### What you should do
Each record below is to be copied word for word, with pictures removed.

** Start Data to process **

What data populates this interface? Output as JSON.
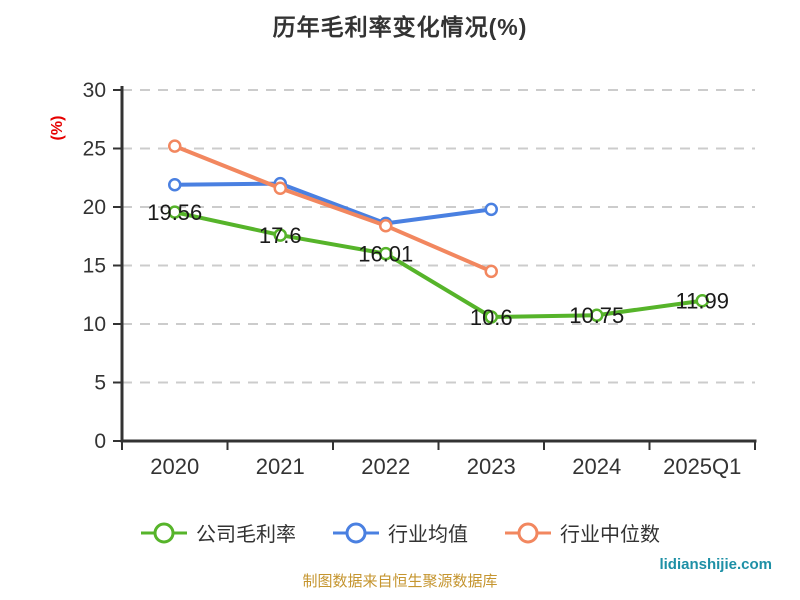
{
  "title": "历年毛利率变化情况(%)",
  "footer_note": "制图数据来自恒生聚源数据库",
  "watermark": "lidianshijie.com",
  "legend": {
    "items": [
      {
        "label": "公司毛利率",
        "color": "#56b42a"
      },
      {
        "label": "行业均值",
        "color": "#4a80e1"
      },
      {
        "label": "行业中位数",
        "color": "#f2875f"
      }
    ]
  },
  "chart_data": {
    "type": "line",
    "title": "历年毛利率变化情况(%)",
    "categories": [
      "2020",
      "2021",
      "2022",
      "2023",
      "2024",
      "2025Q1"
    ],
    "series": [
      {
        "name": "公司毛利率",
        "color": "#56b42a",
        "values": [
          19.56,
          17.6,
          16.01,
          10.6,
          10.75,
          11.99
        ],
        "labels": [
          "19.56",
          "17.6",
          "16.01",
          "10.6",
          "10.75",
          "11.99"
        ],
        "show_labels": true
      },
      {
        "name": "行业均值",
        "color": "#4a80e1",
        "values": [
          21.9,
          22.0,
          18.6,
          19.8,
          null,
          null
        ],
        "show_labels": false
      },
      {
        "name": "行业中位数",
        "color": "#f2875f",
        "values": [
          25.2,
          21.6,
          18.4,
          14.5,
          null,
          null
        ],
        "show_labels": false
      }
    ],
    "xlabel": "",
    "ylabel": "(%)",
    "ylim": [
      0,
      30
    ],
    "yticks": [
      0,
      5,
      10,
      15,
      20,
      25,
      30
    ],
    "grid": "horizontal-dashed",
    "legend_position": "bottom"
  },
  "style": {
    "axis_color": "#333333",
    "grid_color": "#cccccc",
    "tick_label_color": "#333333",
    "data_label_color": "#1a1a1a",
    "ylabel_color": "#e60000",
    "title_color": "#333333",
    "footer_color": "#c5952f",
    "watermark_color": "#1e90a6"
  }
}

** End Data to process **

### Result
What data populates this interface? Output as JSON.
{
  "title": "历年毛利率变化情况(%)",
  "footer_note": "制图数据来自恒生聚源数据库",
  "watermark": "lidianshijie.com",
  "legend": {
    "items": [
      {
        "label": "公司毛利率",
        "color": "#56b42a"
      },
      {
        "label": "行业均值",
        "color": "#4a80e1"
      },
      {
        "label": "行业中位数",
        "color": "#f2875f"
      }
    ]
  },
  "chart_data": {
    "type": "line",
    "title": "历年毛利率变化情况(%)",
    "categories": [
      "2020",
      "2021",
      "2022",
      "2023",
      "2024",
      "2025Q1"
    ],
    "series": [
      {
        "name": "公司毛利率",
        "color": "#56b42a",
        "values": [
          19.56,
          17.6,
          16.01,
          10.6,
          10.75,
          11.99
        ],
        "labels": [
          "19.56",
          "17.6",
          "16.01",
          "10.6",
          "10.75",
          "11.99"
        ],
        "show_labels": true
      },
      {
        "name": "行业均值",
        "color": "#4a80e1",
        "values": [
          21.9,
          22.0,
          18.6,
          19.8,
          null,
          null
        ],
        "show_labels": false
      },
      {
        "name": "行业中位数",
        "color": "#f2875f",
        "values": [
          25.2,
          21.6,
          18.4,
          14.5,
          null,
          null
        ],
        "show_labels": false
      }
    ],
    "xlabel": "",
    "ylabel": "(%)",
    "ylim": [
      0,
      30
    ],
    "yticks": [
      0,
      5,
      10,
      15,
      20,
      25,
      30
    ],
    "grid": "horizontal-dashed",
    "legend_position": "bottom"
  },
  "style": {
    "axis_color": "#333333",
    "grid_color": "#cccccc",
    "tick_label_color": "#333333",
    "data_label_color": "#1a1a1a",
    "ylabel_color": "#e60000",
    "title_color": "#333333",
    "footer_color": "#c5952f",
    "watermark_color": "#1e90a6"
  }
}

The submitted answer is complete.